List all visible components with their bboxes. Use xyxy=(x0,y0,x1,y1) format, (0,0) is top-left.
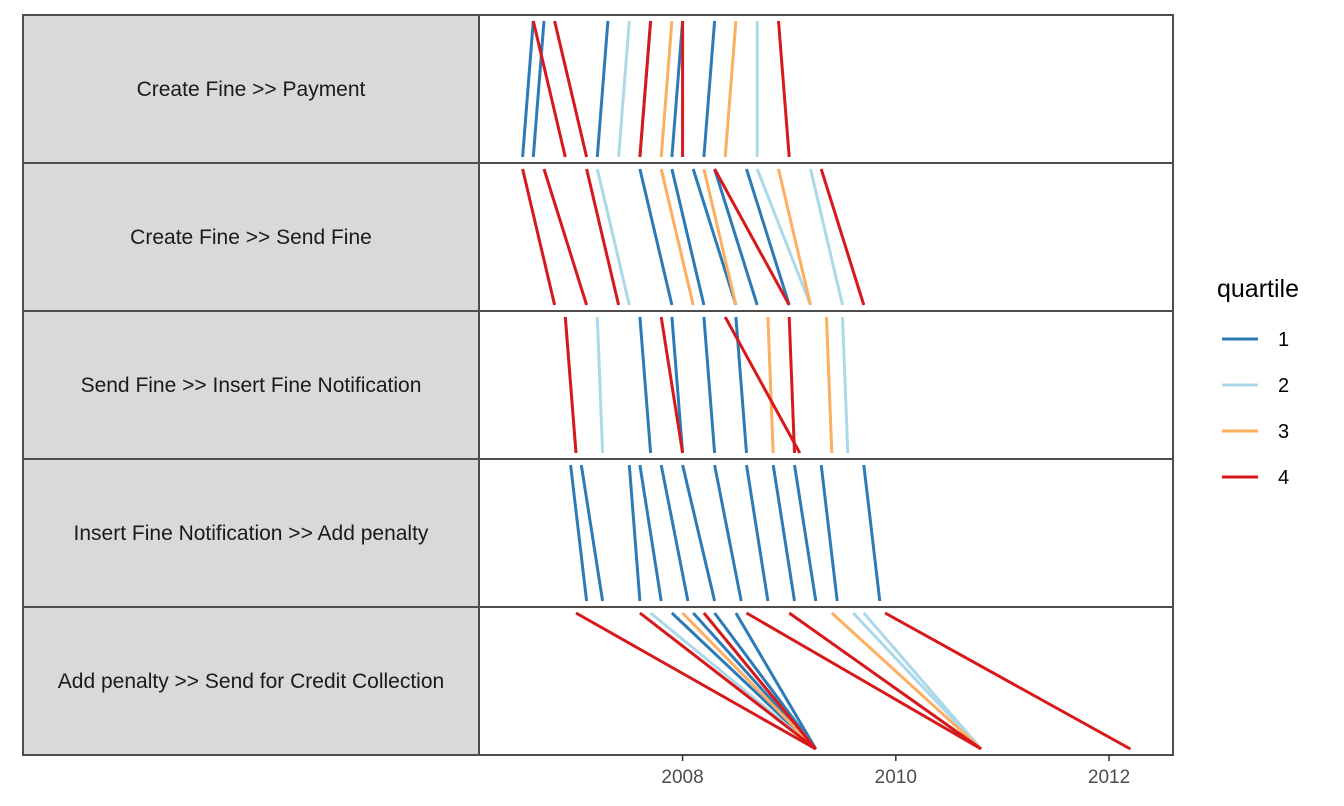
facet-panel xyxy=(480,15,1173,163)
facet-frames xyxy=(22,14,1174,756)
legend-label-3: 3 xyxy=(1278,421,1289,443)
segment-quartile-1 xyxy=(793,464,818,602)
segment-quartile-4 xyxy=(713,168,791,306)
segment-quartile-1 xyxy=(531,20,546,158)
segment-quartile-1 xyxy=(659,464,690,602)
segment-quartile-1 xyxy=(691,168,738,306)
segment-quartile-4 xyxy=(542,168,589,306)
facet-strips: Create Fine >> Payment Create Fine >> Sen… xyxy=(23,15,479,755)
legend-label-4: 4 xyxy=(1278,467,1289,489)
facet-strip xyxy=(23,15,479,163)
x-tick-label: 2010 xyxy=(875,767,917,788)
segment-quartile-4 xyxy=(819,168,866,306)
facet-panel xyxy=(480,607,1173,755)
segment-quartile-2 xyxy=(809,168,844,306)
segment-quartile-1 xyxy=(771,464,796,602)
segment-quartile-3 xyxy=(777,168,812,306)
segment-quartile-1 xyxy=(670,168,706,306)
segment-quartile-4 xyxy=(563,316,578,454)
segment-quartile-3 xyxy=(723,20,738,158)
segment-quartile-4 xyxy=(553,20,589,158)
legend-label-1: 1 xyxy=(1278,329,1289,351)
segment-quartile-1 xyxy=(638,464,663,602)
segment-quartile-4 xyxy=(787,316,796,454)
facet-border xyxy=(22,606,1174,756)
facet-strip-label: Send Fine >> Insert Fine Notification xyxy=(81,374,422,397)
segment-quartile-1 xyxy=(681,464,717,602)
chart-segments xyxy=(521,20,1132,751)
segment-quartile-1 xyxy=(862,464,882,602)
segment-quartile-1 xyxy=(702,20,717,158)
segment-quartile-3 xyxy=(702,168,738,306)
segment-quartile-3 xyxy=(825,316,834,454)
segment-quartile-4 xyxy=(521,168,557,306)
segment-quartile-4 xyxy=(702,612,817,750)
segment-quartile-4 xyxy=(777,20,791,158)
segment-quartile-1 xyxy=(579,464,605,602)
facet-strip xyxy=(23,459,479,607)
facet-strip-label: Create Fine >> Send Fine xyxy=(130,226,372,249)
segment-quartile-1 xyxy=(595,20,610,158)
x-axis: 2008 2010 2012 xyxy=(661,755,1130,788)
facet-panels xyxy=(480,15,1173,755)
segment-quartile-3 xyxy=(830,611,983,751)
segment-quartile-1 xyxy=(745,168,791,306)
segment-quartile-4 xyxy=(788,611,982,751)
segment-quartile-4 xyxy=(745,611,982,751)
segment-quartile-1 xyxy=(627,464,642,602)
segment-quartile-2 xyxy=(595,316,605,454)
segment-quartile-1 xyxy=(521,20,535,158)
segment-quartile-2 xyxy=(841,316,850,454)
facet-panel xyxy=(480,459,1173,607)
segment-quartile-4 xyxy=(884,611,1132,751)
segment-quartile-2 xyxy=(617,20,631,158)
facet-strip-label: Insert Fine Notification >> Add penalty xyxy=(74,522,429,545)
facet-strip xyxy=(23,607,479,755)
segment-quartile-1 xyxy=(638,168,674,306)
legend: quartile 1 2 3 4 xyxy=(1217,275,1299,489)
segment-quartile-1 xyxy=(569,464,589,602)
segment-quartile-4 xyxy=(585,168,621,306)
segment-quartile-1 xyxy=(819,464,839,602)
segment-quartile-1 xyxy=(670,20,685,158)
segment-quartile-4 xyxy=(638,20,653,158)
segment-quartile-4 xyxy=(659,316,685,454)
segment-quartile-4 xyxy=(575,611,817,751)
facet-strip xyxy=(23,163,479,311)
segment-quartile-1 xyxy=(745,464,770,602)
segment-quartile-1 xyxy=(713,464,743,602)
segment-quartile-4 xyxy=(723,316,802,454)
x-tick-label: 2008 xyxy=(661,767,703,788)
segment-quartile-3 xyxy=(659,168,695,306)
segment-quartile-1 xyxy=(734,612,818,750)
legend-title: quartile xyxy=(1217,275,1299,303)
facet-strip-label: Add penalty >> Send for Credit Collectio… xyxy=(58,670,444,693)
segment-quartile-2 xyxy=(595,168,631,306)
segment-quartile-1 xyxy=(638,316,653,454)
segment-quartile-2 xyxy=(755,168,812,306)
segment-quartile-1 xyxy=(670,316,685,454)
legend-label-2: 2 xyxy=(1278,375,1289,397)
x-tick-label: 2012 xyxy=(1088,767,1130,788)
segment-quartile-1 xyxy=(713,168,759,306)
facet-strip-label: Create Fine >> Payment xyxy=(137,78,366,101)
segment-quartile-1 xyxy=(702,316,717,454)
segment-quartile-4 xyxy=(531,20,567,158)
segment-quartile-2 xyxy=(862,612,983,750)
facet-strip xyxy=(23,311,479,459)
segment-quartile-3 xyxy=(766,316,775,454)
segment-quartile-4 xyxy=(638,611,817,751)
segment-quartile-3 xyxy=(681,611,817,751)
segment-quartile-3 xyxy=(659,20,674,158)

##############################

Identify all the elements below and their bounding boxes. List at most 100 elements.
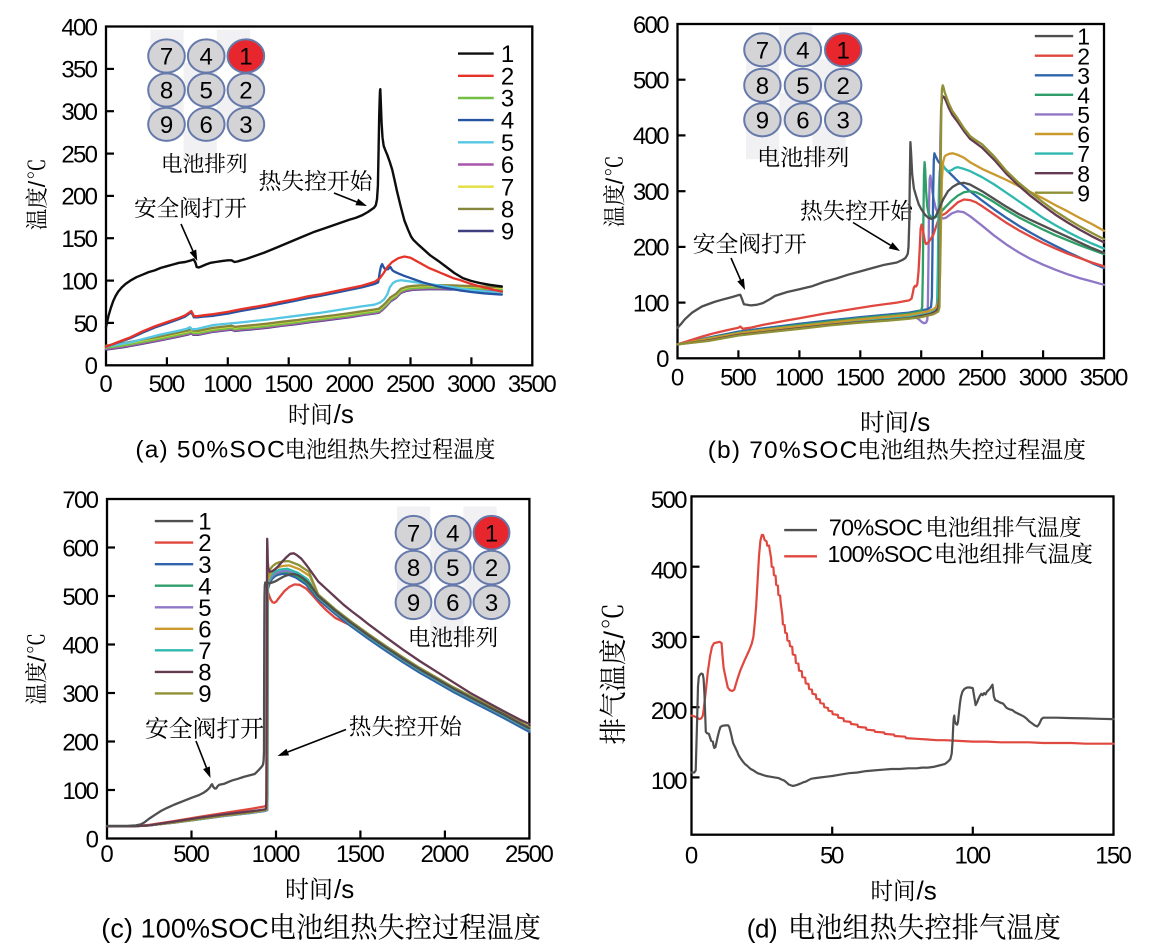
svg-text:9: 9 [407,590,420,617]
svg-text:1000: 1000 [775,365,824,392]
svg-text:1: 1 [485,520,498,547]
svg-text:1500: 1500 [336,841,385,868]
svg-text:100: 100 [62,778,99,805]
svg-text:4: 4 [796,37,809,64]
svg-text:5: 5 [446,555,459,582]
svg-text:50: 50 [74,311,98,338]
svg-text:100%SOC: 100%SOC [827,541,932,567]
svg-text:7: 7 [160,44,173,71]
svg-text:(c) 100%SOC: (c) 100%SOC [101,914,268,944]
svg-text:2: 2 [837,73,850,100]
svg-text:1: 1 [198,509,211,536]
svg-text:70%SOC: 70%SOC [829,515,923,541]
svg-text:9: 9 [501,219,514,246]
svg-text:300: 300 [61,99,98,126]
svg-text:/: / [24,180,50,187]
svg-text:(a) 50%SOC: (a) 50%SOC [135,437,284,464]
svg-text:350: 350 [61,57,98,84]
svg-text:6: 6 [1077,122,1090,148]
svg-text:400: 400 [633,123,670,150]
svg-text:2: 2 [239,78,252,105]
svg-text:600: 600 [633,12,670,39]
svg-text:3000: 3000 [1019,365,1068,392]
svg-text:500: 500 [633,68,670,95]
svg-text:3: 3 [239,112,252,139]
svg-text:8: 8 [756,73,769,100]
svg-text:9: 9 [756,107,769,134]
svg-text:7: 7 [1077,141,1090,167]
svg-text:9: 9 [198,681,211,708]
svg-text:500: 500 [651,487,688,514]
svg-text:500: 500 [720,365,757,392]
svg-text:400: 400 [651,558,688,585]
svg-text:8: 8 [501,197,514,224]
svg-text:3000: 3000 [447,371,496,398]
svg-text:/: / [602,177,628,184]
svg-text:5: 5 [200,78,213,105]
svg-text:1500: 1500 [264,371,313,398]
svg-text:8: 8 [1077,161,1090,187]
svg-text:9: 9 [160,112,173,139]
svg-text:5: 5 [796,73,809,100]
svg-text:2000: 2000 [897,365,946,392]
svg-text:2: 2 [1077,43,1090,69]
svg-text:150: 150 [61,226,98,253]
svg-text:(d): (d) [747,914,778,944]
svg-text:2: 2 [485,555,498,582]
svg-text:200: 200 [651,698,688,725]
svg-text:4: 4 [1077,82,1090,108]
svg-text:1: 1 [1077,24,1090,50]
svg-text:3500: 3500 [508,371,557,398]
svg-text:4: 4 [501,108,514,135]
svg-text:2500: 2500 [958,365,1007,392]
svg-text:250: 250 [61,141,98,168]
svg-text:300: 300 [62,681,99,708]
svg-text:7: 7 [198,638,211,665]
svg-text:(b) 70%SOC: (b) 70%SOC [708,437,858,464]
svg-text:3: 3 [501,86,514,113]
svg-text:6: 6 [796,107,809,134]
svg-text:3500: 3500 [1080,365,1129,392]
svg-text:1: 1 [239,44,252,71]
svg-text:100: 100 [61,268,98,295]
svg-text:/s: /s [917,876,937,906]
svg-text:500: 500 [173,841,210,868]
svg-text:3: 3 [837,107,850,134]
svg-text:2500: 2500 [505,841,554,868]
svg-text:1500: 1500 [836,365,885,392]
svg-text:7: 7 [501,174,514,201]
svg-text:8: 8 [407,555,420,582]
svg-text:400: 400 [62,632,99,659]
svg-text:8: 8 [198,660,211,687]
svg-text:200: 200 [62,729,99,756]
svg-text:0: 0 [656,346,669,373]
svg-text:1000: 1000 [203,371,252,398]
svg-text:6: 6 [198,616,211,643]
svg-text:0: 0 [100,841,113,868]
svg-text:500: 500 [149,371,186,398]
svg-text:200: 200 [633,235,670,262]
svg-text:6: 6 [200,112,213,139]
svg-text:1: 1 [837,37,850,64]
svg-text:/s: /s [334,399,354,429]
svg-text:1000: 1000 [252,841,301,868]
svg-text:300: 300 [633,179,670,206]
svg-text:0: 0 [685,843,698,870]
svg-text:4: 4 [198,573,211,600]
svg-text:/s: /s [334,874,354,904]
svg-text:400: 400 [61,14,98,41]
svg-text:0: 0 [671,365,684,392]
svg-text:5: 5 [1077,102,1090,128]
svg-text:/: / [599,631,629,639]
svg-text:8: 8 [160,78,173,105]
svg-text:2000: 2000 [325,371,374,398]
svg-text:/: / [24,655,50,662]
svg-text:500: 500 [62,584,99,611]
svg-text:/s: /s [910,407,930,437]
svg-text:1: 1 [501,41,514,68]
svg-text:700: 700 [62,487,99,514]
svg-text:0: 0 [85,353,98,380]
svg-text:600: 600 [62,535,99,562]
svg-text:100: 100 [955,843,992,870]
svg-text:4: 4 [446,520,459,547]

##############################

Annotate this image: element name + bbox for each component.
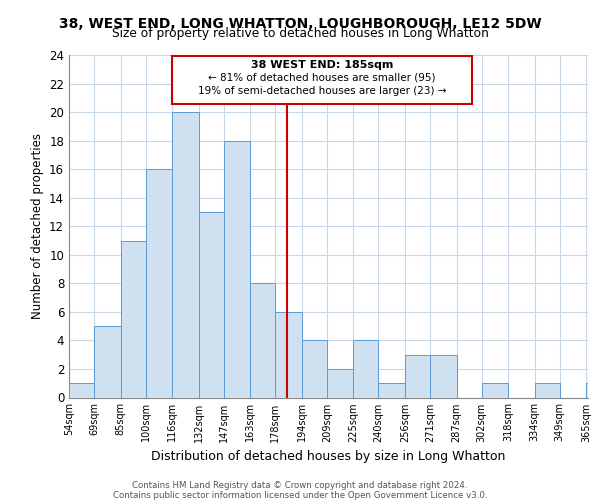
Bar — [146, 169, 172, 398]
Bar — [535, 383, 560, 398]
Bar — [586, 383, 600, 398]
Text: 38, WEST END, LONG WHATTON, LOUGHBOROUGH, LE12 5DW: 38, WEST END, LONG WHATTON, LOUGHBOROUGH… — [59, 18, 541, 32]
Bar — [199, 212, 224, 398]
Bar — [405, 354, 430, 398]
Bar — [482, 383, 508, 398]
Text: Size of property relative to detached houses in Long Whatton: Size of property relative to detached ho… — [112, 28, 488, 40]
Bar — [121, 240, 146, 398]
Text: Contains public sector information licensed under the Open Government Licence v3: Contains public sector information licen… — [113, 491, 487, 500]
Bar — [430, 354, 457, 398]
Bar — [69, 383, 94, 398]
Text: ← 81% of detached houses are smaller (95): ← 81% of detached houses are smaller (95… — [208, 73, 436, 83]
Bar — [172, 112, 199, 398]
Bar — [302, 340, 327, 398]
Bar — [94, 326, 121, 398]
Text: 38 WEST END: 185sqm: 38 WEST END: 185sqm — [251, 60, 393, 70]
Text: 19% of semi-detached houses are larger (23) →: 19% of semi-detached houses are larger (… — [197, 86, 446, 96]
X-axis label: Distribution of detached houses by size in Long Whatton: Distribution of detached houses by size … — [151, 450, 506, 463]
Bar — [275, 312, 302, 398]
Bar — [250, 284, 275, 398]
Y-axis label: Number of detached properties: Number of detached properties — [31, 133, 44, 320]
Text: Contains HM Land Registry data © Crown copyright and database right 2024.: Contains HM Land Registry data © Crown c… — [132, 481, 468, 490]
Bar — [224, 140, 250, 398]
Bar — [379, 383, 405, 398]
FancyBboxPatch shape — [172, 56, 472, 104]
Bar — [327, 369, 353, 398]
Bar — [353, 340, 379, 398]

##############################

## Exercise objective
Reproduce verbatim the stretch of the material from the line containing "facet-panel xyxy=(480,15,1173,163)" through the line containing "facet-border xyxy=(22,606,1174,756)", with both of those lines included and nothing else.

## Answer for this exercise
facet-panel xyxy=(480,15,1173,163)
facet-frames xyxy=(22,14,1174,756)
legend-label-3: 3 xyxy=(1278,421,1289,443)
segment-quartile-1 xyxy=(793,464,818,602)
segment-quartile-4 xyxy=(713,168,791,306)
segment-quartile-1 xyxy=(531,20,546,158)
segment-quartile-1 xyxy=(659,464,690,602)
segment-quartile-1 xyxy=(691,168,738,306)
segment-quartile-4 xyxy=(542,168,589,306)
facet-strips: Create Fine >> Payment Create Fine >> Sen… xyxy=(23,15,479,755)
legend-label-4: 4 xyxy=(1278,467,1289,489)
facet-strip xyxy=(23,15,479,163)
x-tick-label: 2010 xyxy=(875,767,917,788)
segment-quartile-4 xyxy=(819,168,866,306)
facet-panel xyxy=(480,607,1173,755)
segment-quartile-2 xyxy=(809,168,844,306)
segment-quartile-1 xyxy=(771,464,796,602)
segment-quartile-3 xyxy=(777,168,812,306)
segment-quartile-1 xyxy=(670,168,706,306)
segment-quartile-4 xyxy=(563,316,578,454)
segment-quartile-3 xyxy=(723,20,738,158)
segment-quartile-4 xyxy=(553,20,589,158)
legend-label-1: 1 xyxy=(1278,329,1289,351)
segment-quartile-1 xyxy=(638,464,663,602)
segment-quartile-4 xyxy=(787,316,796,454)
facet-border xyxy=(22,606,1174,756)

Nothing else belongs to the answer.